### SET TASK
Read through the records below and copy each line that uses the word "title".

### Data excerpts
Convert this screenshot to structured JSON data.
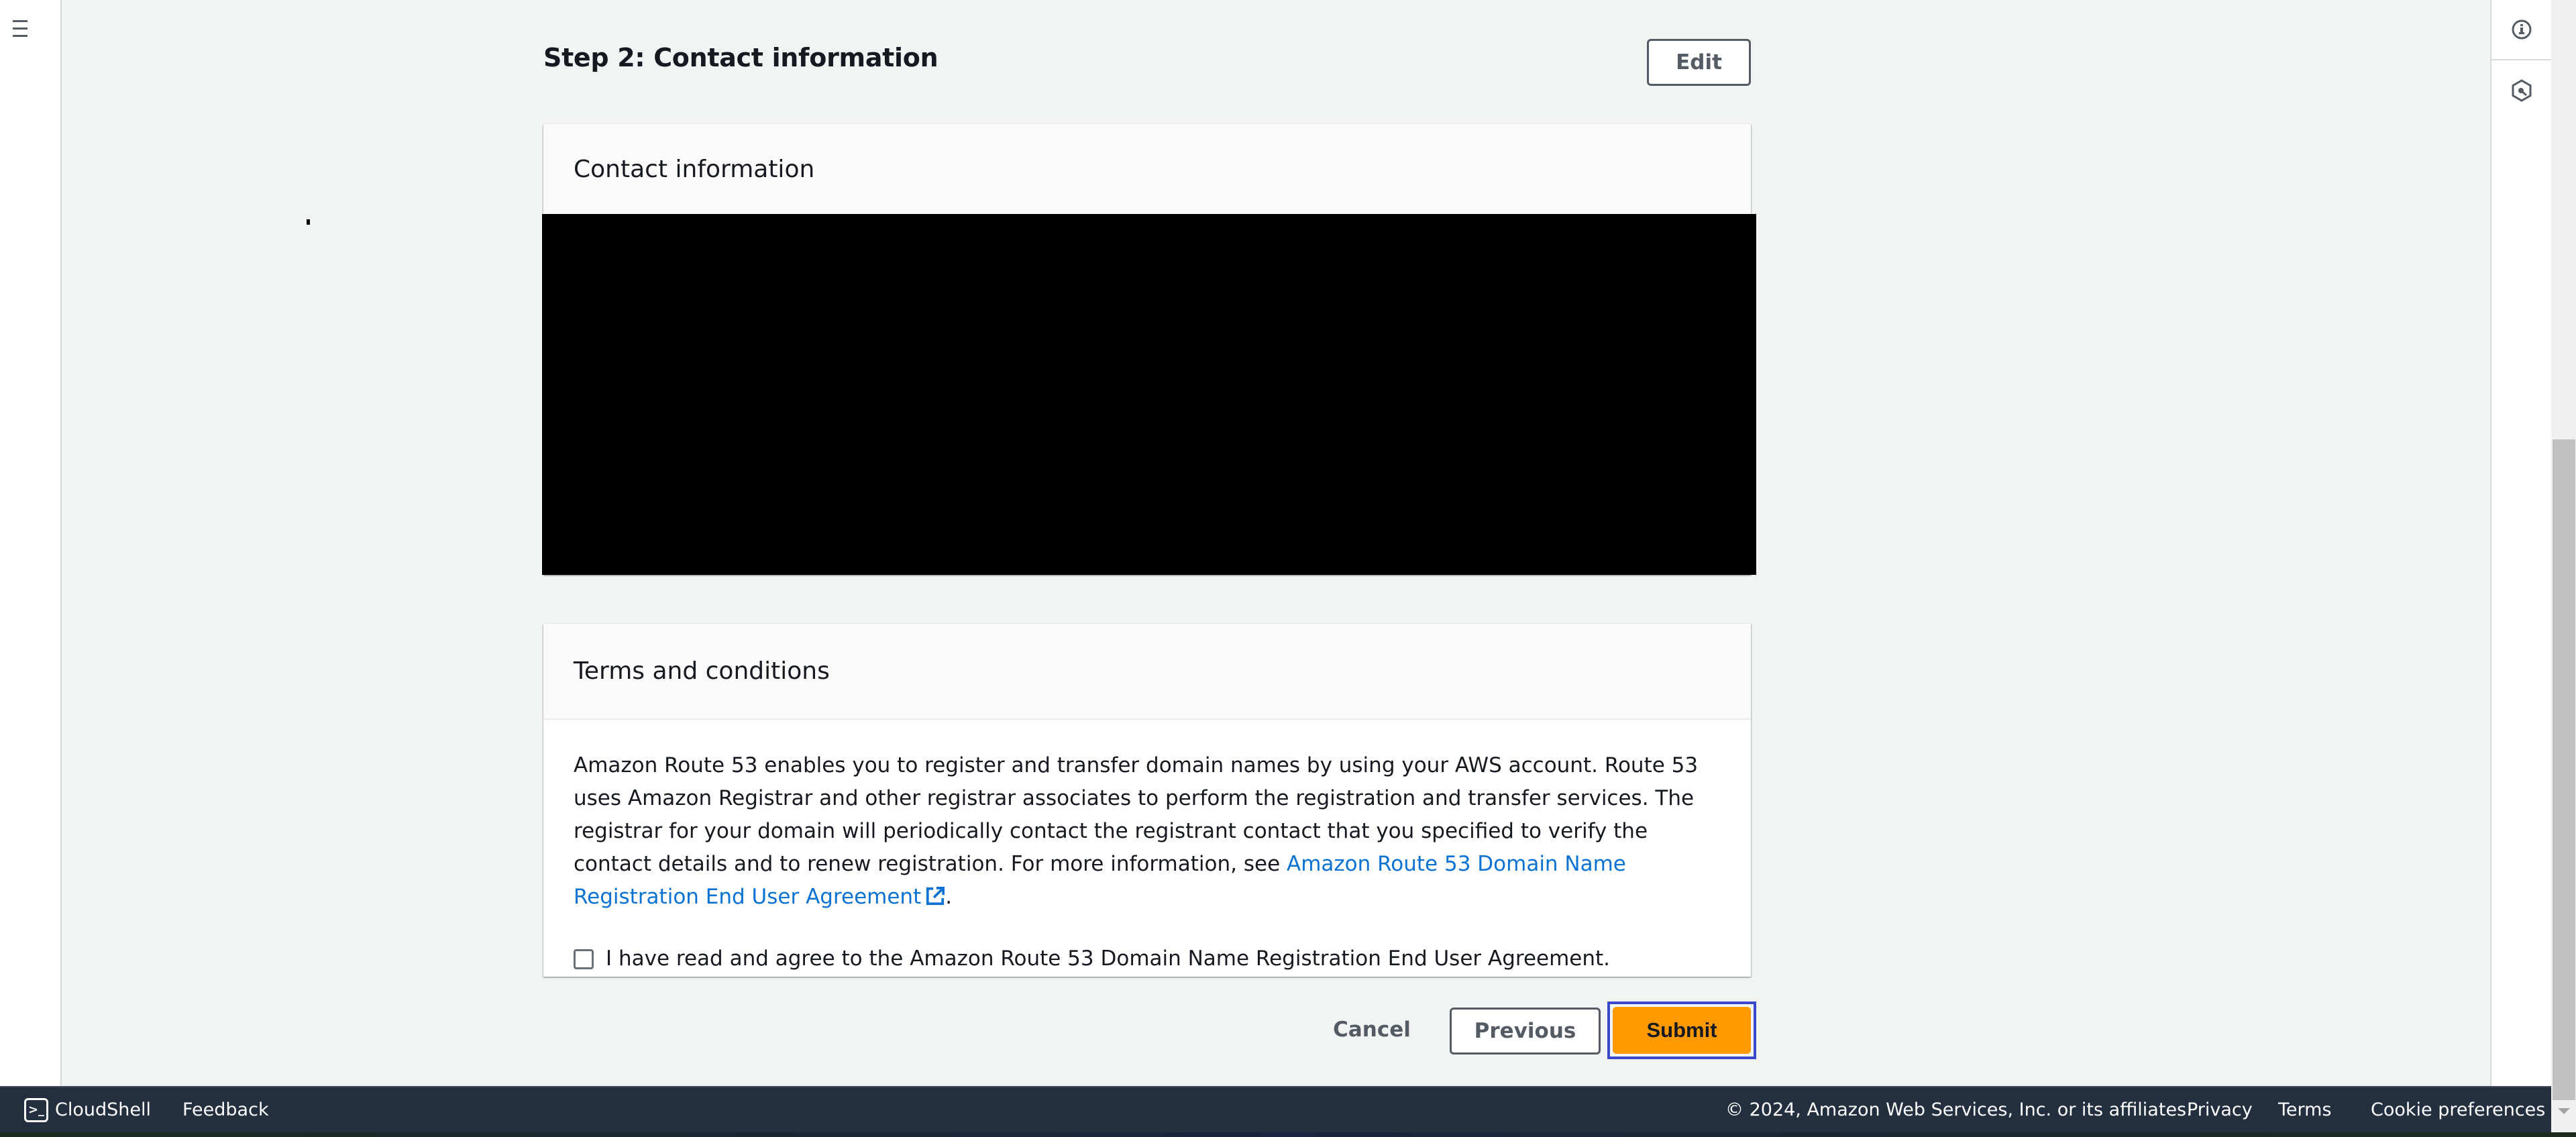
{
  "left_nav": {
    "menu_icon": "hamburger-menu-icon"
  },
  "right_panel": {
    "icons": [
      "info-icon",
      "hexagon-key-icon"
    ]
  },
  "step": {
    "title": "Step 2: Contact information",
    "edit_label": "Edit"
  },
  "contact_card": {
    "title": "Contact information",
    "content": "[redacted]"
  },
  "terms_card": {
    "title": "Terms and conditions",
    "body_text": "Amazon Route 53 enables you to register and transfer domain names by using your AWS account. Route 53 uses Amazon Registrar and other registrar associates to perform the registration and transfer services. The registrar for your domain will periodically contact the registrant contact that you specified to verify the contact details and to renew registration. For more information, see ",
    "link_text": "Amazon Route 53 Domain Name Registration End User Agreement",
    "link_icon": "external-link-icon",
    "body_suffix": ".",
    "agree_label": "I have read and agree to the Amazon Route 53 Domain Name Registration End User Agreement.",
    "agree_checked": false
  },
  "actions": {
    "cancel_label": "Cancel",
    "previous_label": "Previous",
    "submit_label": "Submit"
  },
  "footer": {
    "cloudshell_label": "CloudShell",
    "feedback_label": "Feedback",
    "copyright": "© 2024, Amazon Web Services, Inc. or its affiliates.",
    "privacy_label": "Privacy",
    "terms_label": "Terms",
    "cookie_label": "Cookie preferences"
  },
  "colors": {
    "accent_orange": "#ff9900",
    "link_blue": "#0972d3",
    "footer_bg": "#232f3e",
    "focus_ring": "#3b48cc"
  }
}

...

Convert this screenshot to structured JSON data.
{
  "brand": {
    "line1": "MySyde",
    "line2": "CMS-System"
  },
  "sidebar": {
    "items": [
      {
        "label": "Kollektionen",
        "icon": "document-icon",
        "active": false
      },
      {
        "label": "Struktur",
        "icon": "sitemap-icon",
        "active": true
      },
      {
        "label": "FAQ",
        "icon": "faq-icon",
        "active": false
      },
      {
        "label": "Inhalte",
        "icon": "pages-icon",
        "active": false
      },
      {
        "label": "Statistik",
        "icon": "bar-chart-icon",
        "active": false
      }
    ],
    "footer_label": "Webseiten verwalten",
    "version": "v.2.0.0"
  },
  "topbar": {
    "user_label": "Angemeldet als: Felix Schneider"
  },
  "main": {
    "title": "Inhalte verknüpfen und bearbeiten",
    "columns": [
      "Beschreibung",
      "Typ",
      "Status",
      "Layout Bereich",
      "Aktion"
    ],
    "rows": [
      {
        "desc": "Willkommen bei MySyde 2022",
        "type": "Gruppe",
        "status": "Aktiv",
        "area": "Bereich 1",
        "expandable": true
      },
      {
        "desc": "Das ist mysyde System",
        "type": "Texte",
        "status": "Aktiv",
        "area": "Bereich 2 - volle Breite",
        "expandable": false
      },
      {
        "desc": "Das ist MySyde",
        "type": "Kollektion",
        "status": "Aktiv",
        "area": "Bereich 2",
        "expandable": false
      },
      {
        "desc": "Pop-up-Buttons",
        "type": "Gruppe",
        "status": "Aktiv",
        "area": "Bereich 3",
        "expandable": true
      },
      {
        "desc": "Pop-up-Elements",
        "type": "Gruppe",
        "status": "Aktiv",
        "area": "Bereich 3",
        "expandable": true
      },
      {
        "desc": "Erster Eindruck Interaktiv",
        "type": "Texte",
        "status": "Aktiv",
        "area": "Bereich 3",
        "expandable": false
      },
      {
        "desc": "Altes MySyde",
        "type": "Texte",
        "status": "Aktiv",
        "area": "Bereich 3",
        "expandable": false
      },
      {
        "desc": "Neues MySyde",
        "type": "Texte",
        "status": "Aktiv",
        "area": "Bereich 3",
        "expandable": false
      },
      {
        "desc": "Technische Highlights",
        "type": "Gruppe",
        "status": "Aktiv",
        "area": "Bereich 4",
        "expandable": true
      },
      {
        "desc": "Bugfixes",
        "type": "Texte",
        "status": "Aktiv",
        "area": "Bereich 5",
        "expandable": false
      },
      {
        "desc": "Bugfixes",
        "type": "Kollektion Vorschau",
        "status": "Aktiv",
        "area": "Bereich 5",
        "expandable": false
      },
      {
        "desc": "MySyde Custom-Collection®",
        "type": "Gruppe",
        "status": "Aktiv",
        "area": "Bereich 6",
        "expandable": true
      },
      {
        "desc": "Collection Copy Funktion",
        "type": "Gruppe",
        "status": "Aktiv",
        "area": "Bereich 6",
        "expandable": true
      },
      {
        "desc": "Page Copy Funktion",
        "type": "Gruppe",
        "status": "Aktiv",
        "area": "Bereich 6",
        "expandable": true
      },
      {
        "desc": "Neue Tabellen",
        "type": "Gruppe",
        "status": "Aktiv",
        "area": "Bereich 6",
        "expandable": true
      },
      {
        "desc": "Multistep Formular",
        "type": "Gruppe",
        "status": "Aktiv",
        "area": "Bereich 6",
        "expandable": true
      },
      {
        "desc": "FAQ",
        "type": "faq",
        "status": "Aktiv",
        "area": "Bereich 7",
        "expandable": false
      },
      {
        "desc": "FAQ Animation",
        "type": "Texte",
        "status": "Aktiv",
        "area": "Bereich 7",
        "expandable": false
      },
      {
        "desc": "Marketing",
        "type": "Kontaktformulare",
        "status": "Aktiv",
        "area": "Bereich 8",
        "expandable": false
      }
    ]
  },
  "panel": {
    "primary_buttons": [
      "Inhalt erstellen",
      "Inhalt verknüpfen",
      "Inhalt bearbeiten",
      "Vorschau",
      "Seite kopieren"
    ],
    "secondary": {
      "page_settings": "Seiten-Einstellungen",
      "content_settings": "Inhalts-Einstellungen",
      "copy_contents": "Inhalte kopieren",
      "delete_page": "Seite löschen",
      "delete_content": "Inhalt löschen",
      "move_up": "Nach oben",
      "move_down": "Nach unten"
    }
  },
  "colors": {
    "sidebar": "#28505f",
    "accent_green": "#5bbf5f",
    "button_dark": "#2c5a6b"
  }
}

### TASK SOLUTION
    "title": "Step 2: Contact information",
    "title": "Contact information",
    "title": "Terms and conditions",
    "title": "Inhalte verknüpfen und bearbeiten",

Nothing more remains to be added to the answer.